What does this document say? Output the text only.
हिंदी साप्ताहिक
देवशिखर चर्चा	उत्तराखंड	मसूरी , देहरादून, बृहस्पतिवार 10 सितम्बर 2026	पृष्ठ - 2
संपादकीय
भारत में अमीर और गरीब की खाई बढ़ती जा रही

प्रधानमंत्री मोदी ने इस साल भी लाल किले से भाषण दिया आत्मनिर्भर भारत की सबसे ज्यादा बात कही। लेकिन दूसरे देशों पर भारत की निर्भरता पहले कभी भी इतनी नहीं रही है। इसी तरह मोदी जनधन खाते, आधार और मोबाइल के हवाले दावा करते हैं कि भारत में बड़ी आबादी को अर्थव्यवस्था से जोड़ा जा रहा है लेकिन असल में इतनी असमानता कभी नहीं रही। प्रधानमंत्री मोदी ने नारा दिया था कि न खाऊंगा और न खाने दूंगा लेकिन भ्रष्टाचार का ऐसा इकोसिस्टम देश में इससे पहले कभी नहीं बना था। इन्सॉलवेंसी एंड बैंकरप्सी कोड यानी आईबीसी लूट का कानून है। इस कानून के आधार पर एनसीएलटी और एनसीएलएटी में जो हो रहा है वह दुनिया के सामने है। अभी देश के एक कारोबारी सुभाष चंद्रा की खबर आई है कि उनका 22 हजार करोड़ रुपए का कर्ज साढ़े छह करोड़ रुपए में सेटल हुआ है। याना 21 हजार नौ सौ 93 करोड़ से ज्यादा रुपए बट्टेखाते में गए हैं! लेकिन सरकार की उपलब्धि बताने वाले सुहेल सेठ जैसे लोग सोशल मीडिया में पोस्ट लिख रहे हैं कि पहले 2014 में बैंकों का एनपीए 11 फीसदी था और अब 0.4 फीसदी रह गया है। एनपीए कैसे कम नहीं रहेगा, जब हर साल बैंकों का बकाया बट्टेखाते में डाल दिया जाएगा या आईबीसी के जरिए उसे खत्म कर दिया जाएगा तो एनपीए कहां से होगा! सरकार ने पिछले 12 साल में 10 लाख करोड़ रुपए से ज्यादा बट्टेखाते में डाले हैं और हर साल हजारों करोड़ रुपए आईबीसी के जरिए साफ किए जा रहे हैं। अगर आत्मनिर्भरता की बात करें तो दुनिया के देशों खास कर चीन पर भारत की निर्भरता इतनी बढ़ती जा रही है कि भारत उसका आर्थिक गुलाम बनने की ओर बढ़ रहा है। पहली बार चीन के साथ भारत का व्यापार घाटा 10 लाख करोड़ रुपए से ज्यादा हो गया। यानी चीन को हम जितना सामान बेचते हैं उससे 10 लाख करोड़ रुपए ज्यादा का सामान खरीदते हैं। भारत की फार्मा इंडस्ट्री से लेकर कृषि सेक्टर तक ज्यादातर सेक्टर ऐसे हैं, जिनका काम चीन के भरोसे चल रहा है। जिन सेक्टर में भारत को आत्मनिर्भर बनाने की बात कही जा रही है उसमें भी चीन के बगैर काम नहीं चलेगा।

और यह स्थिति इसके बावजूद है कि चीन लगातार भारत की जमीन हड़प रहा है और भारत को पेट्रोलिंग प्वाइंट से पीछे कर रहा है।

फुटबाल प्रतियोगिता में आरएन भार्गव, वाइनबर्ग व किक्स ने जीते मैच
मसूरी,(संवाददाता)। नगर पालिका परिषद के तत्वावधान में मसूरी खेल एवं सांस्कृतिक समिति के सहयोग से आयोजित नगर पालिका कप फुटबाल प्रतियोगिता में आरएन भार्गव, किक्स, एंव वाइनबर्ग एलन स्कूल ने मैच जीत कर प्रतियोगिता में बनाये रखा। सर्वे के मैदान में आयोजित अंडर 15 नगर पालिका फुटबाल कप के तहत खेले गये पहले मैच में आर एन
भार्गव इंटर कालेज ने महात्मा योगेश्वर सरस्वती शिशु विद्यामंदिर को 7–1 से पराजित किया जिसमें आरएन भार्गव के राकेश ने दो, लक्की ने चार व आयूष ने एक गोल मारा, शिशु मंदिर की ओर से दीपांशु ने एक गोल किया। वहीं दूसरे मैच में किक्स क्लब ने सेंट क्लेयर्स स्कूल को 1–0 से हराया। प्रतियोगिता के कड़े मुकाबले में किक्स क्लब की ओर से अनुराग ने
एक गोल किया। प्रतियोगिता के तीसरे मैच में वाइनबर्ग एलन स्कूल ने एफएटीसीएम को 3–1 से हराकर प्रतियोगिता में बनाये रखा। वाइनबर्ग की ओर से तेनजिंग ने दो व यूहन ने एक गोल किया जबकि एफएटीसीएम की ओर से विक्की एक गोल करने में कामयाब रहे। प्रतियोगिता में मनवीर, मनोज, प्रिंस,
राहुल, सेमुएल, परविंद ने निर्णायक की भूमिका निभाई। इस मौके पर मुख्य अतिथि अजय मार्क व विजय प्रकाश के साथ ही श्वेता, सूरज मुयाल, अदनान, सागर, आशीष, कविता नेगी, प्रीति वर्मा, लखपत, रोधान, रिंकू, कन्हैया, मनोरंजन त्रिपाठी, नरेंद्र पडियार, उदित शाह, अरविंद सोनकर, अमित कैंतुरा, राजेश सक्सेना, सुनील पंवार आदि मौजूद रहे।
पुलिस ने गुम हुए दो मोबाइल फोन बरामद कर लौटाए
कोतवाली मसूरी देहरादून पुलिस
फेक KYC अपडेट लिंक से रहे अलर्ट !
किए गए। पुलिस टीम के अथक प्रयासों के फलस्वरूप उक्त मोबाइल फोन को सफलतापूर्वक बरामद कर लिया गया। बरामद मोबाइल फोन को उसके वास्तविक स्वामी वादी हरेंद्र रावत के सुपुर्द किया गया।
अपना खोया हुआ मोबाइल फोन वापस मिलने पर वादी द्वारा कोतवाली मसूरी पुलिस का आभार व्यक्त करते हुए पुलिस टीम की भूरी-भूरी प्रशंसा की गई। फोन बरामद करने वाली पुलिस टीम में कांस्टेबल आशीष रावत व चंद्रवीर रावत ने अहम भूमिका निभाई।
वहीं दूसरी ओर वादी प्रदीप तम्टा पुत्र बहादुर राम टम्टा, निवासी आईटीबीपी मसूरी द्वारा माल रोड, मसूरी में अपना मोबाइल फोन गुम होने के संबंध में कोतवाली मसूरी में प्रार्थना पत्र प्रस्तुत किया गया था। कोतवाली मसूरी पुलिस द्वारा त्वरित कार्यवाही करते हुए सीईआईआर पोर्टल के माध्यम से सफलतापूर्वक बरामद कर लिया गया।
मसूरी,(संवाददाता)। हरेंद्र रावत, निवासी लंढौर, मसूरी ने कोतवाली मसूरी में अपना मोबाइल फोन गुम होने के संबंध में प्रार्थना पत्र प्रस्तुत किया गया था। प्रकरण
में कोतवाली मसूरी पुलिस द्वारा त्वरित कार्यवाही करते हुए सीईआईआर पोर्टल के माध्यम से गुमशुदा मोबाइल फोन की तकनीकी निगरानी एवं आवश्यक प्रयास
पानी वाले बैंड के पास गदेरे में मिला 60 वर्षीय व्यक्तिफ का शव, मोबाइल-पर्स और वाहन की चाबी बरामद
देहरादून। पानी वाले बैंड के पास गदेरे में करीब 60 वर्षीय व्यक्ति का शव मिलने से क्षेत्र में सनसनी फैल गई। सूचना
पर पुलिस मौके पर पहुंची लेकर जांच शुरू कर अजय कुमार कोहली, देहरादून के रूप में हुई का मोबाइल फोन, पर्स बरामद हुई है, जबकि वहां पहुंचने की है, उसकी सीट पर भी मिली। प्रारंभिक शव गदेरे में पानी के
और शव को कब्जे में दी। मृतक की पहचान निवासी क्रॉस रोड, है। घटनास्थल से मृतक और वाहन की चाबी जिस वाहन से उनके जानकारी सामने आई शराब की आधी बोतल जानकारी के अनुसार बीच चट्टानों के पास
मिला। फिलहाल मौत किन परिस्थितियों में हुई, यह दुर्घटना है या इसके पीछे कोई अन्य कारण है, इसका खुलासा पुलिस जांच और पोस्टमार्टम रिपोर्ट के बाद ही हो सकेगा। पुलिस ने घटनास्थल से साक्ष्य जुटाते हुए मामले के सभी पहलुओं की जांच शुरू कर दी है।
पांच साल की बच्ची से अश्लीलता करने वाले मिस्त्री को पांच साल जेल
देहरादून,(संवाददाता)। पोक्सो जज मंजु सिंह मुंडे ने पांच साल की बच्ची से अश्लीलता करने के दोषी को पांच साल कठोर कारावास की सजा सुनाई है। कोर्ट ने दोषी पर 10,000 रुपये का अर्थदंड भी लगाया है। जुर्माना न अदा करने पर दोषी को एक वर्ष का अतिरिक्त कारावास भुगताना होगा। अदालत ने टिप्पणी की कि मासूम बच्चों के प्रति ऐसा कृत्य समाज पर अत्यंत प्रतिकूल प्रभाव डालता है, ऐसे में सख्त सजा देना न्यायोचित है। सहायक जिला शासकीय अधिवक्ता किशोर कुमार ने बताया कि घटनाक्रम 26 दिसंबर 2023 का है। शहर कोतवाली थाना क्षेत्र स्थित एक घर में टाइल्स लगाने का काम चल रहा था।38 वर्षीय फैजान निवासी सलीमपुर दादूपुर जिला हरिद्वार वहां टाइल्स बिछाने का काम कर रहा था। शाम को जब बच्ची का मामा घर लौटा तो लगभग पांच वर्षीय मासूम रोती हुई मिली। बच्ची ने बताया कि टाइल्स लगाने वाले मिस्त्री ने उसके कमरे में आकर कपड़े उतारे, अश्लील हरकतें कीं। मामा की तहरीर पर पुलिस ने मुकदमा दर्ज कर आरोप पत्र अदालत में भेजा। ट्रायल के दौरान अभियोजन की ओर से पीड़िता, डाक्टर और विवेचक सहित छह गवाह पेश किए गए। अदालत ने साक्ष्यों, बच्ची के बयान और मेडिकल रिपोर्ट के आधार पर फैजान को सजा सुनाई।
::::::::
Where a line above holds the string "ईआईआर", show that line.

वहीं दूसरी ओर वादी प्रदीप तम्टा पुत्र बहादुर राम टम्टा, निवासी आईटीबीपी मसूरी द्वारा माल रोड, मसूरी में अपना मोबाइल फोन गुम होने के संबंध में कोतवाली मसूरी में प्रार्थना पत्र प्रस्तुत किया गया था। कोतवाली मसूरी पुलिस द्वारा त्वरित कार्यवाही करते हुए सीईआईआर पोर्टल के माध्यम से सफलतापूर्वक बरामद कर लिया गया।
में कोतवाली मसूरी पुलिस द्वारा त्वरित कार्यवाही करते हुए सीईआईआर पोर्टल के माध्यम से गुमशुदा मोबाइल फोन की तकनीकी निगरानी एवं आवश्यक प्रयास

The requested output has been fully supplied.